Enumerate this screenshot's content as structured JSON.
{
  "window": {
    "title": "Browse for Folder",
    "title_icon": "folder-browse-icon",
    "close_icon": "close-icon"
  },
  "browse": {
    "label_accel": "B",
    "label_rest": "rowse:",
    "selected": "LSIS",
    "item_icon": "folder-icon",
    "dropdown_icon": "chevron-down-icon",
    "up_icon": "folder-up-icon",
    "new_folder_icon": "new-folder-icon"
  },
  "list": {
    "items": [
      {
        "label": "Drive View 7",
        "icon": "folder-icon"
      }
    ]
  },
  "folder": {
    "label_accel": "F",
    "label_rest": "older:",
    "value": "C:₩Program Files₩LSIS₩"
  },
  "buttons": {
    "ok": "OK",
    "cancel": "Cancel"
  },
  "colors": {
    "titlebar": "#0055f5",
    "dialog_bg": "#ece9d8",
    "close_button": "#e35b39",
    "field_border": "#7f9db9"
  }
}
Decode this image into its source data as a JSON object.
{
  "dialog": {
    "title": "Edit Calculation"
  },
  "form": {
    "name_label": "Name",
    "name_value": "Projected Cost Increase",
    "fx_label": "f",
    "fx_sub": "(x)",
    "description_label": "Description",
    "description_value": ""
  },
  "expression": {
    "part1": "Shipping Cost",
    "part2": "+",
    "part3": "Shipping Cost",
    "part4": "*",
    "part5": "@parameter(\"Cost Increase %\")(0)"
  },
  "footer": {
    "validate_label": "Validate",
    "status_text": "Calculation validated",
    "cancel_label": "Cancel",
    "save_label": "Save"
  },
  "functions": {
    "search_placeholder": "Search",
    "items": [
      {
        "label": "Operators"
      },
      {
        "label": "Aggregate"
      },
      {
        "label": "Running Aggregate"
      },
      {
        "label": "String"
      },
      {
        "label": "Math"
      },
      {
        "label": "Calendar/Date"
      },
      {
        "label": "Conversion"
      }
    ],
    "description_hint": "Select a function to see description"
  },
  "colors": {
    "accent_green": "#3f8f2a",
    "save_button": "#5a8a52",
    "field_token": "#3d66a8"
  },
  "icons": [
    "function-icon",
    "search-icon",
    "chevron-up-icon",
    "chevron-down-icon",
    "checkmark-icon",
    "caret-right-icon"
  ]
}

--------------------------------------------------

• What needs to be done: Write out the whole listing exactly.

• Worked solution:
Enumerate this screenshot's content as structured JSON.
{
  "window": {
    "title": "Browse for Folder",
    "title_icon": "folder-browse-icon",
    "close_icon": "close-icon"
  },
  "browse": {
    "label_accel": "B",
    "label_rest": "rowse:",
    "selected": "LSIS",
    "item_icon": "folder-icon",
    "dropdown_icon": "chevron-down-icon",
    "up_icon": "folder-up-icon",
    "new_folder_icon": "new-folder-icon"
  },
  "list": {
    "items": [
      {
        "label": "Drive View 7",
        "icon": "folder-icon"
      }
    ]
  },
  "folder": {
    "label_accel": "F",
    "label_rest": "older:",
    "value": "C:₩Program Files₩LSIS₩"
  },
  "buttons": {
    "ok": "OK",
    "cancel": "Cancel"
  },
  "colors": {
    "titlebar": "#0055f5",
    "dialog_bg": "#ece9d8",
    "close_button": "#e35b39",
    "field_border": "#7f9db9"
  }
}
Decode this image into its source data as a JSON object.
{
  "dialog": {
    "title": "Edit Calculation"
  },
  "form": {
    "name_label": "Name",
    "name_value": "Projected Cost Increase",
    "fx_label": "f",
    "fx_sub": "(x)",
    "description_label": "Description",
    "description_value": ""
  },
  "expression": {
    "part1": "Shipping Cost",
    "part2": "+",
    "part3": "Shipping Cost",
    "part4": "*",
    "part5": "@parameter(\"Cost Increase %\")(0)"
  },
  "footer": {
    "validate_label": "Validate",
    "status_text": "Calculation validated",
    "cancel_label": "Cancel",
    "save_label": "Save"
  },
  "functions": {
    "search_placeholder": "Search",
    "items": [
      {
        "label": "Operators"
      },
      {
        "label": "Aggregate"
      },
      {
        "label": "Running Aggregate"
      },
      {
        "label": "String"
      },
      {
        "label": "Math"
      },
      {
        "label": "Calendar/Date"
      },
      {
        "label": "Conversion"
      }
    ],
    "description_hint": "Select a function to see description"
  },
  "colors": {
    "accent_green": "#3f8f2a",
    "save_button": "#5a8a52",
    "field_token": "#3d66a8"
  },
  "icons": [
    "function-icon",
    "search-icon",
    "chevron-up-icon",
    "chevron-down-icon",
    "checkmark-icon",
    "caret-right-icon"
  ]
}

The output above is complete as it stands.